TASK TO COMPLETE> Select every line containing the word "солнечной" from the material, and copy those lines.

### EXERCISE DATA ###

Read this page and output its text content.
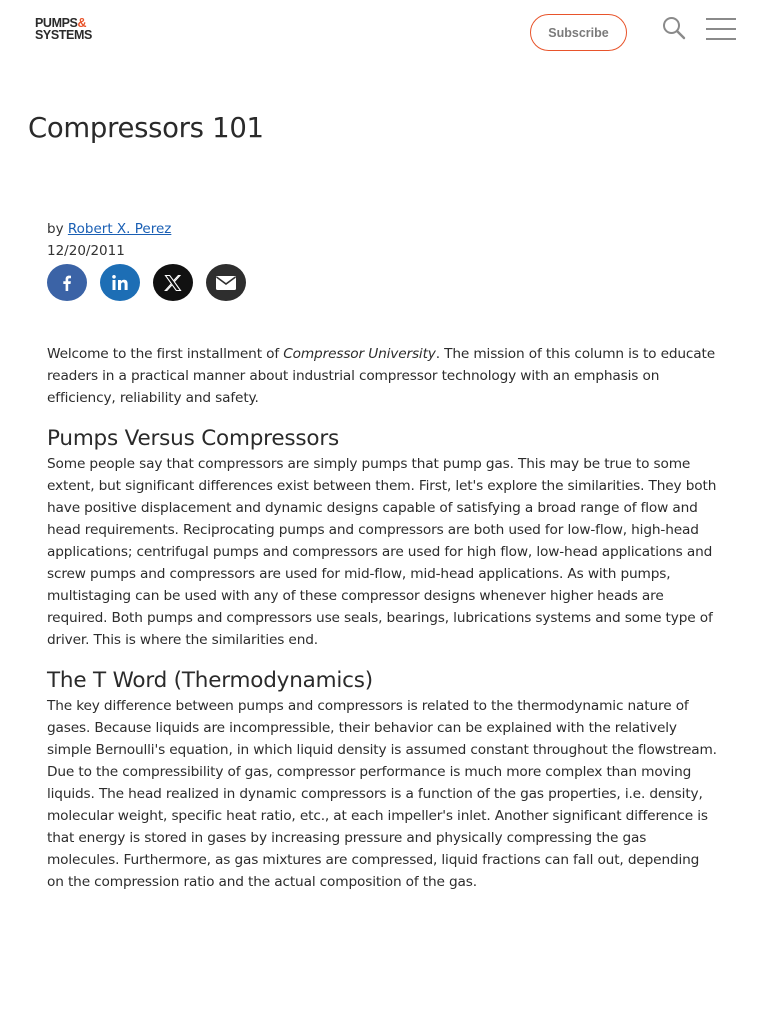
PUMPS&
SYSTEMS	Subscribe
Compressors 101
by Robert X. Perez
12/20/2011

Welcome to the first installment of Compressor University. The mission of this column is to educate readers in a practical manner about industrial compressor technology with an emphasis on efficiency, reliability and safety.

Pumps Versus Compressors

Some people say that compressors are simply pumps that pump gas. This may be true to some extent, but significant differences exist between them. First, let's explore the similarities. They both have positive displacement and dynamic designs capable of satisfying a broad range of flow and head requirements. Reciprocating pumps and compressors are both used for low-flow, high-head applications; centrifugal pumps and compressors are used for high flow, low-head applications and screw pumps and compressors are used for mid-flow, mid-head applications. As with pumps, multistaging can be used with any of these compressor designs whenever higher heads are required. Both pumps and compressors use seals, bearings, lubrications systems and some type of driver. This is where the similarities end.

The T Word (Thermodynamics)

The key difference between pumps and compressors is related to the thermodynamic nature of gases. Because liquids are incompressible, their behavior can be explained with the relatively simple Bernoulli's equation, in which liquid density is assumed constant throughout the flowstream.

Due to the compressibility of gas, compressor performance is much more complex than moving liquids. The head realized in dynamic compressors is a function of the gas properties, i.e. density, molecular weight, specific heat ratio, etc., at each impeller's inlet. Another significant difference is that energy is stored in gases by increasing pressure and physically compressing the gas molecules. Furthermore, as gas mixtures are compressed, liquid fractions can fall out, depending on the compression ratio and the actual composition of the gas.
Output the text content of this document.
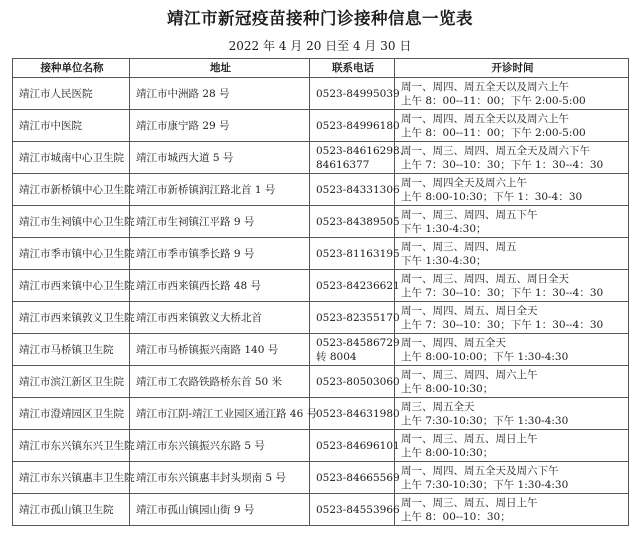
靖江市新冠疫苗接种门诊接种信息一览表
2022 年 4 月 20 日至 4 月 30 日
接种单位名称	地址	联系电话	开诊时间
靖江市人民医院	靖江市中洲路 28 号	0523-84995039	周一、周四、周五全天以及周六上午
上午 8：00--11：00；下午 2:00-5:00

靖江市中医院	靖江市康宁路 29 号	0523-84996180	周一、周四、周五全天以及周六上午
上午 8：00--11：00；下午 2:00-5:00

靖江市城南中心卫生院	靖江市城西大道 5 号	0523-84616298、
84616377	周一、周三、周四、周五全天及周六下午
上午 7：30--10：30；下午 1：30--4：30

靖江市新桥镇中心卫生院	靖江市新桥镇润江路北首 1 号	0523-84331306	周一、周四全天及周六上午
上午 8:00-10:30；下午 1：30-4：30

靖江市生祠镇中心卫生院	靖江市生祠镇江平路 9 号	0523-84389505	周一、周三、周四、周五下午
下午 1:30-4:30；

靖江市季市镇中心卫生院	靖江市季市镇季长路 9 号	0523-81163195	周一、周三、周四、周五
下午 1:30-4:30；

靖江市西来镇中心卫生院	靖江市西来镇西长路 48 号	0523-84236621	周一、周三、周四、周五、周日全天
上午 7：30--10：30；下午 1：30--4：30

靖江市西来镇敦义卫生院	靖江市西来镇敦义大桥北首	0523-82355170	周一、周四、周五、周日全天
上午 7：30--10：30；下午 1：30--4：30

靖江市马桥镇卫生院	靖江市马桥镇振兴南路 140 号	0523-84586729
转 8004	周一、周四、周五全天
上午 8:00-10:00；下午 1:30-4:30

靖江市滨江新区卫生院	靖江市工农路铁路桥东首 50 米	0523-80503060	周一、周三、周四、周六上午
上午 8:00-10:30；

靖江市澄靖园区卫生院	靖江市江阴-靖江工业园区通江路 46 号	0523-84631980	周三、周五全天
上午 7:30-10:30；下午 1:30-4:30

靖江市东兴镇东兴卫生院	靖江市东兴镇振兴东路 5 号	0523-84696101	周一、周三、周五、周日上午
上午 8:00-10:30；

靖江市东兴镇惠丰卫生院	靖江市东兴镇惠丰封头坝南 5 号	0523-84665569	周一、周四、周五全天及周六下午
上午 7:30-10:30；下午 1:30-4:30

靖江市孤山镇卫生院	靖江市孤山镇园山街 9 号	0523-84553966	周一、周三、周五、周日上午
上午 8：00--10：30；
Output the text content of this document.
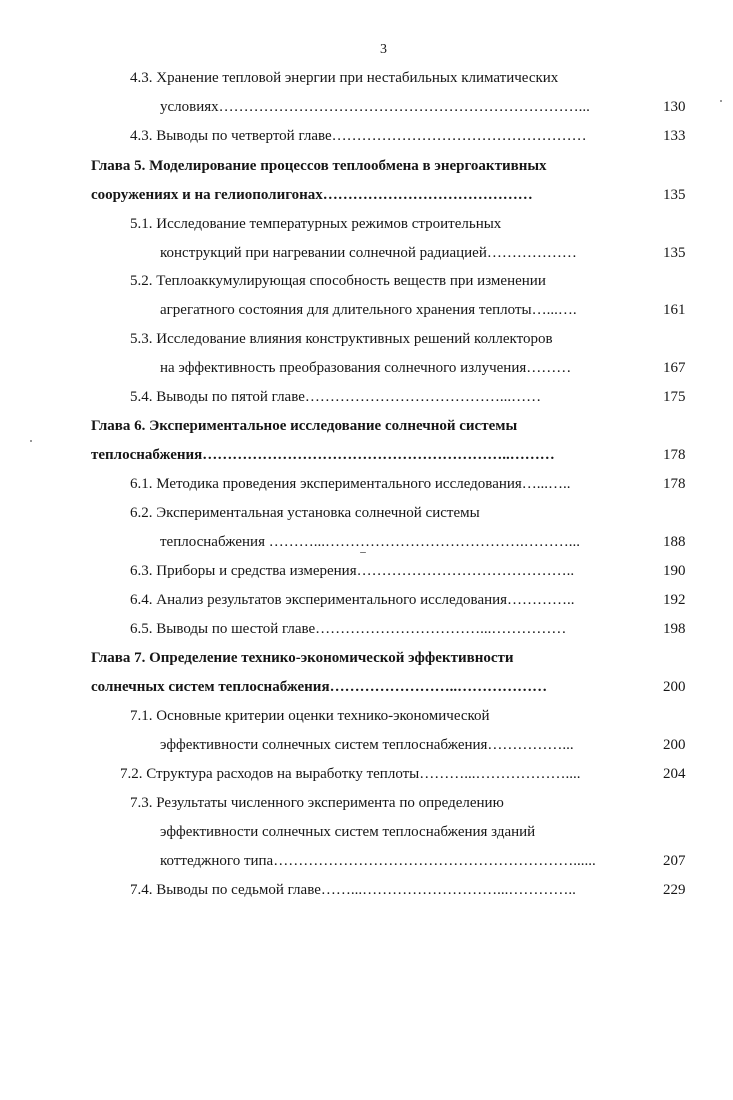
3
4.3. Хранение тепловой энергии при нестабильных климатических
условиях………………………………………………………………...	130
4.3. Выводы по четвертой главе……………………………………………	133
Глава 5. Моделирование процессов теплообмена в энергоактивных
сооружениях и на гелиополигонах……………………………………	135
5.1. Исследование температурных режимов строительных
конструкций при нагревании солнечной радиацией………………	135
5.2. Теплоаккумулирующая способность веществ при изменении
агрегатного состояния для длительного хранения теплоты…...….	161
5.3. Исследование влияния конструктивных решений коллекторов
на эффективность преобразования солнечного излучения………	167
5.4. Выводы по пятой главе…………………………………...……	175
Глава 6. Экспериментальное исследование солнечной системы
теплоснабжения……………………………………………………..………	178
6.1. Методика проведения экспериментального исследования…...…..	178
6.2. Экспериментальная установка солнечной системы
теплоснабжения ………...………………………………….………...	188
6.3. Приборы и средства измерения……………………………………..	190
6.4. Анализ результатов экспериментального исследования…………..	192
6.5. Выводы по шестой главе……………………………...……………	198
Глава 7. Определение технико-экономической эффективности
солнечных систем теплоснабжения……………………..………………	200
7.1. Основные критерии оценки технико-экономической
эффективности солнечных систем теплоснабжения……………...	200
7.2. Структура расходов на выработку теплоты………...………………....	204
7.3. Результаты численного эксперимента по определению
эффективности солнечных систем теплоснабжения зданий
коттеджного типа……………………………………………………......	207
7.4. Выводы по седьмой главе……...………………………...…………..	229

###
### EXERCISE DATA ###

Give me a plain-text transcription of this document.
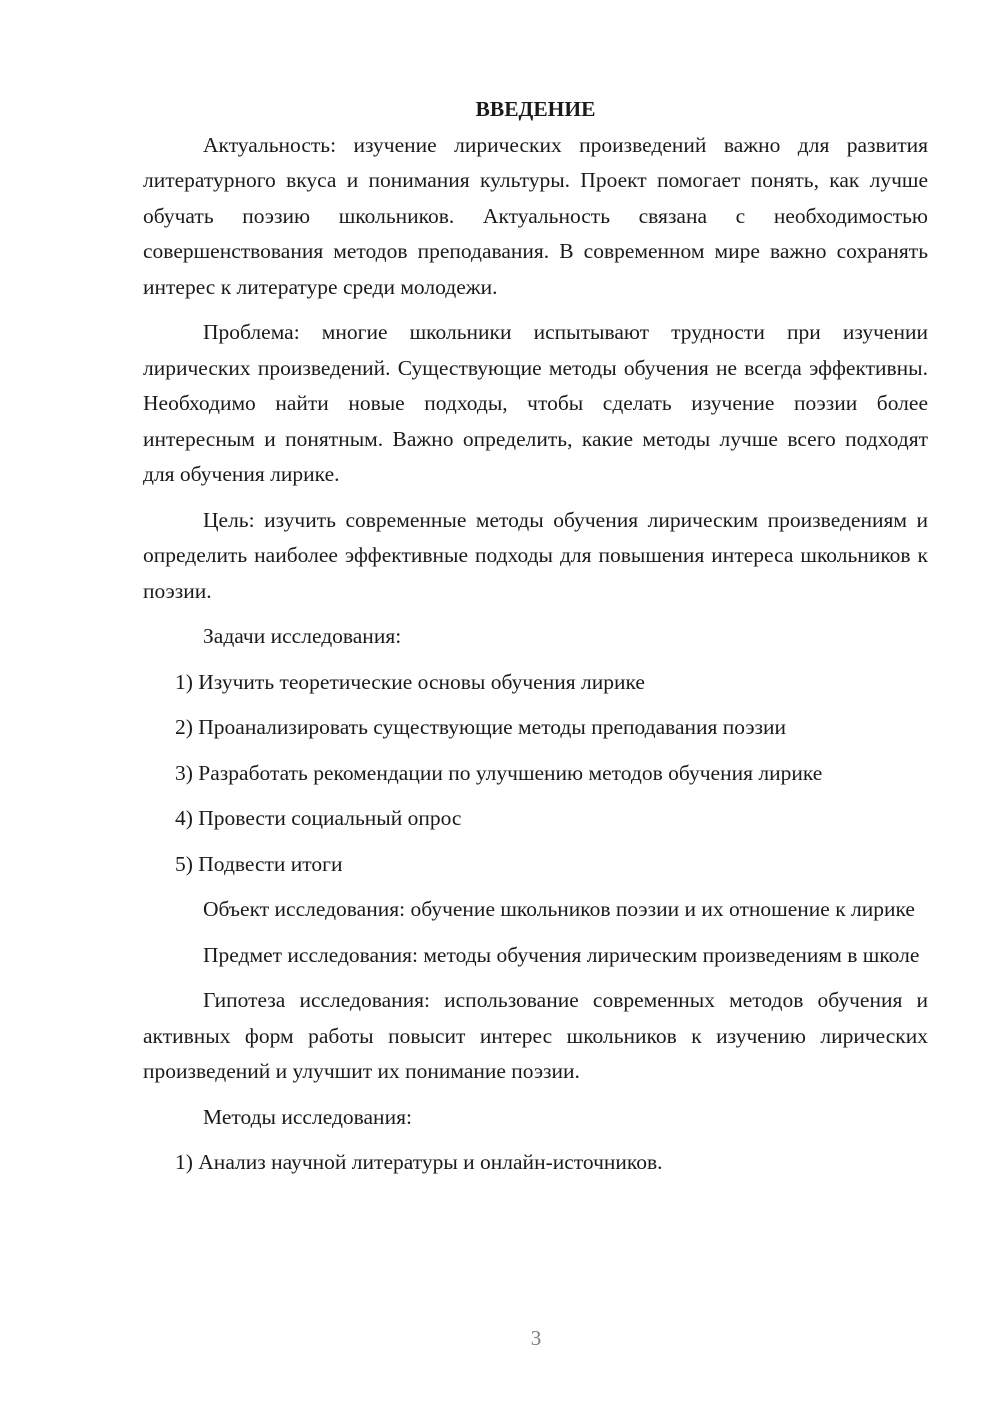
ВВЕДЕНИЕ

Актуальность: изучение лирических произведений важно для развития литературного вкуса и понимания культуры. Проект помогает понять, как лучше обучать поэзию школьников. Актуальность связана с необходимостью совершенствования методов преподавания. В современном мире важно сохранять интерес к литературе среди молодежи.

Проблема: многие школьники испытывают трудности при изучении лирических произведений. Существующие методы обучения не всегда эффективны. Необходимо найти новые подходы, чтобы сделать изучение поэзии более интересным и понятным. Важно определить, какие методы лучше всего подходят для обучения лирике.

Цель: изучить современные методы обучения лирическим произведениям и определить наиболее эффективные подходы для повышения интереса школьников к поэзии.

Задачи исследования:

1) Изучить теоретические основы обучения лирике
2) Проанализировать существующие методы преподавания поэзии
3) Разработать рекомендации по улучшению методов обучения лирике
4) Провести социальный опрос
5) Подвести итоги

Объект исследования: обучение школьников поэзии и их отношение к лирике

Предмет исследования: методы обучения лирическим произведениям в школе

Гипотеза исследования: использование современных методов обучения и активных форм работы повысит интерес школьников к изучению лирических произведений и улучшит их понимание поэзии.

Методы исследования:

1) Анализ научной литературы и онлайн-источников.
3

###

ANSWER TO THE TASK>
конструкций при нагревании солнечной радиацией………………	135
Глава 6. Экспериментальное исследование солнечной системы
6.2. Экспериментальная установка солнечной системы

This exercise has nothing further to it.